→ TASK TO CARRY OUT
Copy each line below that includes "области".

→ INPUT FOR THIS TASK
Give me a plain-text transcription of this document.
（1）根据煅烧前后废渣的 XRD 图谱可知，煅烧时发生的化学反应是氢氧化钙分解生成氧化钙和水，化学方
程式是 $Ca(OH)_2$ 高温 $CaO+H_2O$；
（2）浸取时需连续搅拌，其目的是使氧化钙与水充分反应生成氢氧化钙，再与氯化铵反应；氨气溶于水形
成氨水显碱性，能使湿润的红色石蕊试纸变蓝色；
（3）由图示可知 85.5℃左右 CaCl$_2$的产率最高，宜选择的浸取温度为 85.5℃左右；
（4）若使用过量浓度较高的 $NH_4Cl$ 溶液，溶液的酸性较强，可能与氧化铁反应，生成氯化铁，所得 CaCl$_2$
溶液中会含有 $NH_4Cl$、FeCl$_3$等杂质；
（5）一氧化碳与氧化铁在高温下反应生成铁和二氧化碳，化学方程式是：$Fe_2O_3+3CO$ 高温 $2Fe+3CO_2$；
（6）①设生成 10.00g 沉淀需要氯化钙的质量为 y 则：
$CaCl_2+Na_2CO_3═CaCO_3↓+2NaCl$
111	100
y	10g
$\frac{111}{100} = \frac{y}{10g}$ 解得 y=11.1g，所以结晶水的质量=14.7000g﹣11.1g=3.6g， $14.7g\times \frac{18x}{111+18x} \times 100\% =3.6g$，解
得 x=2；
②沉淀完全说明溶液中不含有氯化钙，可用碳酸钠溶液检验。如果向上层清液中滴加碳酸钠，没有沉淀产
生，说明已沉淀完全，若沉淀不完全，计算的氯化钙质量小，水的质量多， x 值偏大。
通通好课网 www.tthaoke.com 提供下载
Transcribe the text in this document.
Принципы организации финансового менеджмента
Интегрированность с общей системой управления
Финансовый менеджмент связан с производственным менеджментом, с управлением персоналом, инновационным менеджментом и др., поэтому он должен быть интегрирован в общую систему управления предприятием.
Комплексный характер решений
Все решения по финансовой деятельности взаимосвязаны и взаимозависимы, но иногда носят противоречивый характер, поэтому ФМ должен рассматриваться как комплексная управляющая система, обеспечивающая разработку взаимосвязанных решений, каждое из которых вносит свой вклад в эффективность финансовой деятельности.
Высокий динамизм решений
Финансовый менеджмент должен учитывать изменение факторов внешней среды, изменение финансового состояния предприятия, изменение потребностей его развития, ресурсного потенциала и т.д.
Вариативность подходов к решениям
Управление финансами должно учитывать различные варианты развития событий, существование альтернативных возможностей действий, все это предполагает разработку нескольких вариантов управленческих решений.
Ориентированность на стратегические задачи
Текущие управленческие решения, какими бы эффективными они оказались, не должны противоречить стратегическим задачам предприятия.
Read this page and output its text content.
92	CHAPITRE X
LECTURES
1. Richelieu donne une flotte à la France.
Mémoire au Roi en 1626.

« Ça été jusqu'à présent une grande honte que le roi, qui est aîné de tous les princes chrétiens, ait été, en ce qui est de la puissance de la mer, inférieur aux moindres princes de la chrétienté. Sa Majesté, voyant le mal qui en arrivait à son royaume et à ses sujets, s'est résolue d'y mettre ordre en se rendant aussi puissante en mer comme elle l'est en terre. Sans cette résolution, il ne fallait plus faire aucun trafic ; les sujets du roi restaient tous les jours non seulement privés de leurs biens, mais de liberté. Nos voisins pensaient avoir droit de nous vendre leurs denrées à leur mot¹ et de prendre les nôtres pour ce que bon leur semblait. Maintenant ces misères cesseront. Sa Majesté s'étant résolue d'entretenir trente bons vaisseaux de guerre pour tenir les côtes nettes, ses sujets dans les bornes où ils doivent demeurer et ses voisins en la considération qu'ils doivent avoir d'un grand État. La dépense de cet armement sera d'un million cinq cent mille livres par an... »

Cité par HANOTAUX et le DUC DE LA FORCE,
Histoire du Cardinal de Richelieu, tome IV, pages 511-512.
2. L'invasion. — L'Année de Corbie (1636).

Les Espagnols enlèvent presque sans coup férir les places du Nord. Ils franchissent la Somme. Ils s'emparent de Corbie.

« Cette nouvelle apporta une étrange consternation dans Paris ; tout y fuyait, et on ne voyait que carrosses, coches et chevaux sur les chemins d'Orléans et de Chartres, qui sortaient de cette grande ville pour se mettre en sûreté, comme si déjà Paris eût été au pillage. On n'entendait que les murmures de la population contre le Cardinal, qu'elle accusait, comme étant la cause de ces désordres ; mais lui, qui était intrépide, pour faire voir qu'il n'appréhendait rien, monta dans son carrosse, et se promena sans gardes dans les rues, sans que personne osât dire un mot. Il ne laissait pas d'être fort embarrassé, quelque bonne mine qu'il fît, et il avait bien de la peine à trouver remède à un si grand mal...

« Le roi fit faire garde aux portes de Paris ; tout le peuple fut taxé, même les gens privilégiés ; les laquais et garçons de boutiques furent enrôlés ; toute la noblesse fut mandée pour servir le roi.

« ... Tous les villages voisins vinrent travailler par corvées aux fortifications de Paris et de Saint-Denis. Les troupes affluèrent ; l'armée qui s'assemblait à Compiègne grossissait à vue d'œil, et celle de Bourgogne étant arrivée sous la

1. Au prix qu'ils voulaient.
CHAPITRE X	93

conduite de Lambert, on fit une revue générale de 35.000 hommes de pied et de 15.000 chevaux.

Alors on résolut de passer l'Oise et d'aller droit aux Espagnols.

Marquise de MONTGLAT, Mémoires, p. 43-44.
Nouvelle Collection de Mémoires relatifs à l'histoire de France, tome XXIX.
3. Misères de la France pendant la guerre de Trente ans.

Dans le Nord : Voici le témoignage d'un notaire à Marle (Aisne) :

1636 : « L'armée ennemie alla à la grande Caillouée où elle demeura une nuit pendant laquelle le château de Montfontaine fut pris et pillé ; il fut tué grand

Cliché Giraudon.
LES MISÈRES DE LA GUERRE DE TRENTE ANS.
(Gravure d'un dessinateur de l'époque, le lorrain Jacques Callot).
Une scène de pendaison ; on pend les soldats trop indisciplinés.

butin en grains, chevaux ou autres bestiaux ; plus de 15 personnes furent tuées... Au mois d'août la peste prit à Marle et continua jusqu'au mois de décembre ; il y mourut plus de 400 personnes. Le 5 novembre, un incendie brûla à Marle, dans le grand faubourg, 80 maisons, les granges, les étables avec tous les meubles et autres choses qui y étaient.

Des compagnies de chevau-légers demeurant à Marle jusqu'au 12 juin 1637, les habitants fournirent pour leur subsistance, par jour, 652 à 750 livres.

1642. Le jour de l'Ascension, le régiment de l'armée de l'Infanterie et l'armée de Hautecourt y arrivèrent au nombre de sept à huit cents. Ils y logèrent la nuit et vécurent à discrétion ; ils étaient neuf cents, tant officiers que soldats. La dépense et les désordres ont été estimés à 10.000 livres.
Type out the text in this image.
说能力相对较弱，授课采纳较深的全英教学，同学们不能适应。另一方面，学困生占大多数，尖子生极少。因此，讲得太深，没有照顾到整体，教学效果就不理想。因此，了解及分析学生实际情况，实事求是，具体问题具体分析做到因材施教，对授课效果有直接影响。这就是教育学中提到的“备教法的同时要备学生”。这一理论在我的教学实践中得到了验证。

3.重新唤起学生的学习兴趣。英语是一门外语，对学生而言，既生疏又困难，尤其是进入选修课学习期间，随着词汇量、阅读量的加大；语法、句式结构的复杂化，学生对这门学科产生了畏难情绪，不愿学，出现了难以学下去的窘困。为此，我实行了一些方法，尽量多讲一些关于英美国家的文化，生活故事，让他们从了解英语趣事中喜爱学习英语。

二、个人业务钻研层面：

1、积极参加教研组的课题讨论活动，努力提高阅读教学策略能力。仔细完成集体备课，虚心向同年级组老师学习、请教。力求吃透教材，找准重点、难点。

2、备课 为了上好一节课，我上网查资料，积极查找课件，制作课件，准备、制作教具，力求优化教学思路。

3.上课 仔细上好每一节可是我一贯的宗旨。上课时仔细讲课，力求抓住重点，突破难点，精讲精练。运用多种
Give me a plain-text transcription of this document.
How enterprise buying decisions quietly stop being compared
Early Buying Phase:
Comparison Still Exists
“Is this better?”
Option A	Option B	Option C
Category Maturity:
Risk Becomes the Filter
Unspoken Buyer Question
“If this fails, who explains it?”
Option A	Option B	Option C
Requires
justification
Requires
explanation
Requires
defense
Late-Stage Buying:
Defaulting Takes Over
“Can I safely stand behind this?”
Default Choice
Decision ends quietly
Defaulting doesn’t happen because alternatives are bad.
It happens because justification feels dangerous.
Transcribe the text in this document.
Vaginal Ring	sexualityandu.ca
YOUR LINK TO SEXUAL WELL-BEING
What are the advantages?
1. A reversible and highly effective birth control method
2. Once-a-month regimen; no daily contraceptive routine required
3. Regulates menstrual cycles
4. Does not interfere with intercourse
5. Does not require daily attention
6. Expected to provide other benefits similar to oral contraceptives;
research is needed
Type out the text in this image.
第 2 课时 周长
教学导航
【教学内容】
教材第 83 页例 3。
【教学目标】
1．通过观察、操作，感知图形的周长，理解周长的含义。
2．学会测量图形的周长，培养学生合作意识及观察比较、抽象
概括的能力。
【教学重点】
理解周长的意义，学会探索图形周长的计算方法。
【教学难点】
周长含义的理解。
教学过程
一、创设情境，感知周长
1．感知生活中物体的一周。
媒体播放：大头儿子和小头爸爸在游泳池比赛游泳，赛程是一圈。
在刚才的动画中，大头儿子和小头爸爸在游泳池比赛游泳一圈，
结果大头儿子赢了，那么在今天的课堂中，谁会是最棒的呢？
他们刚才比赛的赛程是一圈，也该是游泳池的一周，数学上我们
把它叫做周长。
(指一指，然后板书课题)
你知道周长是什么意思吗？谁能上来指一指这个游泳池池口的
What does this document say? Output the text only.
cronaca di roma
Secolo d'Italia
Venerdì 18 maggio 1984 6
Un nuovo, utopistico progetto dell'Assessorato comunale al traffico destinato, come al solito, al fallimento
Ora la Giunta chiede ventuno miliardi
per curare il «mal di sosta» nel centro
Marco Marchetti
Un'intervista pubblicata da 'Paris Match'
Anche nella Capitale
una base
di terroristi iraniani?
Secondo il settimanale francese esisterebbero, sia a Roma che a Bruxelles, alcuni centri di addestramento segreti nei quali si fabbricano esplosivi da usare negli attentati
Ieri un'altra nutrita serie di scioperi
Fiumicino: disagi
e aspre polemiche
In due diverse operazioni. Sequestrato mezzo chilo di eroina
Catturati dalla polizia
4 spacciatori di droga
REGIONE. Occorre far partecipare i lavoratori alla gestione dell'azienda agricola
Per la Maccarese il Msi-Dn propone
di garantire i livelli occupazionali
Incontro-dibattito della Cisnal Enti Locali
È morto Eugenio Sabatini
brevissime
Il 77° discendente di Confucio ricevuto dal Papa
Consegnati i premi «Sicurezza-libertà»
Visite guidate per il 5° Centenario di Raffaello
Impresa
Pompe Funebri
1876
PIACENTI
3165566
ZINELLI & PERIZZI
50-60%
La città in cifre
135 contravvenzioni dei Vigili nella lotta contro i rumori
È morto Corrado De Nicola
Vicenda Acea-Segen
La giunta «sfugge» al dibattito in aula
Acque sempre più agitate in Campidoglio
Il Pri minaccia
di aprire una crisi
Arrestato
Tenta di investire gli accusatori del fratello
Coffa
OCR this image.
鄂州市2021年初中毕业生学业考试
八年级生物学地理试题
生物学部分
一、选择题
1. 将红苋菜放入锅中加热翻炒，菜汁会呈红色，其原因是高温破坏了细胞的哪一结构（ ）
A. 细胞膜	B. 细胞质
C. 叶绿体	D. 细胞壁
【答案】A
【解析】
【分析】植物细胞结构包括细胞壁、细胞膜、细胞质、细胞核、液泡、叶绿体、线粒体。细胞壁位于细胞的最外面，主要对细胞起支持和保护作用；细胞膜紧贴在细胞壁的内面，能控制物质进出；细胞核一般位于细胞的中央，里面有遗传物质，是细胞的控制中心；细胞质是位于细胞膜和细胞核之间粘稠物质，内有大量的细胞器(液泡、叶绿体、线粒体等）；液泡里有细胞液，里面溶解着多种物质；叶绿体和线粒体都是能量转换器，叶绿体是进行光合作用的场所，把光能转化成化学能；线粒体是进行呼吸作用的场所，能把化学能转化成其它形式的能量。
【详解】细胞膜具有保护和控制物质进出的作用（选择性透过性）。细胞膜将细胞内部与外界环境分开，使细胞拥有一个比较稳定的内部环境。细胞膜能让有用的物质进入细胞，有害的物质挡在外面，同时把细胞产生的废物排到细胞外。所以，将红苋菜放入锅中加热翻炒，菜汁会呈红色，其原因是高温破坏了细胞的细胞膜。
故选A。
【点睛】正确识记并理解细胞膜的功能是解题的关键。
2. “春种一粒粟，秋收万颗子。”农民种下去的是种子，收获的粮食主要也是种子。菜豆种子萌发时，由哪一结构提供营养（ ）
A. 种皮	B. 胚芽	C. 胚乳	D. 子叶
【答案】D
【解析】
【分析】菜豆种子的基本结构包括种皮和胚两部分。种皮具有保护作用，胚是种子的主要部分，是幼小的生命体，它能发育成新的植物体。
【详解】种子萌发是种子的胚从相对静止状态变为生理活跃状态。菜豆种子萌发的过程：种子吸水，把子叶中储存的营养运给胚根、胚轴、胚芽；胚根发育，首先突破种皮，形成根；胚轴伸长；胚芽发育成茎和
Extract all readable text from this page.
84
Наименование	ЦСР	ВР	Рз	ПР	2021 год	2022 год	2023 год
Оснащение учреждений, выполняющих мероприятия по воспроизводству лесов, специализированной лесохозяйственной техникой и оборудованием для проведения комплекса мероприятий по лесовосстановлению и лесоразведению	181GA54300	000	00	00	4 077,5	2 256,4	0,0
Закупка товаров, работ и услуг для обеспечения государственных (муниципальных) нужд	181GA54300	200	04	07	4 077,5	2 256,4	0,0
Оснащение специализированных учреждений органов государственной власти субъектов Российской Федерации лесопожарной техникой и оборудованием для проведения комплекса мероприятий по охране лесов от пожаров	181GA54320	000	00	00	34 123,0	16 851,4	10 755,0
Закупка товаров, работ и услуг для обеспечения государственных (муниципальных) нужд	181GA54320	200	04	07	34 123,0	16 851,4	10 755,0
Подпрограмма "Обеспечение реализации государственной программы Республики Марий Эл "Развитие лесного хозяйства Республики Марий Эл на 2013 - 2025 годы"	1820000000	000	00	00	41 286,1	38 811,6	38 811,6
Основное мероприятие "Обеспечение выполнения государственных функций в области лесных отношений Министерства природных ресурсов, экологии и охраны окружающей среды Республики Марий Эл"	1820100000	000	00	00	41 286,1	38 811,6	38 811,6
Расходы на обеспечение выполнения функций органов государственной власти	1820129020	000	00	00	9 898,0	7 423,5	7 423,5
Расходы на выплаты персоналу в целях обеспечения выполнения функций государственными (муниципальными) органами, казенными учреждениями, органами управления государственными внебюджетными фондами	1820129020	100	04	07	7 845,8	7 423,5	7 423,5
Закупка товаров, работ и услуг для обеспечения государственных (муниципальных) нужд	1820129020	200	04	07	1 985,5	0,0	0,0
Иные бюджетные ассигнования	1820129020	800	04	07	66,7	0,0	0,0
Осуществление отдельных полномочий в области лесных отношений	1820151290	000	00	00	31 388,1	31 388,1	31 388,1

→ CORRECT ANSWER
Основное мероприятие "Обеспечение выполнения государственных функций в области лесных отношений Министерства природных ресурсов, экологии и охраны окружающей среды Республики Марий Эл"	1820100000	000	00	00	41 286,1	38 811,6	38 811,6
Осуществление отдельных полномочий в области лесных отношений	1820151290	000	00	00	31 388,1	31 388,1	31 388,1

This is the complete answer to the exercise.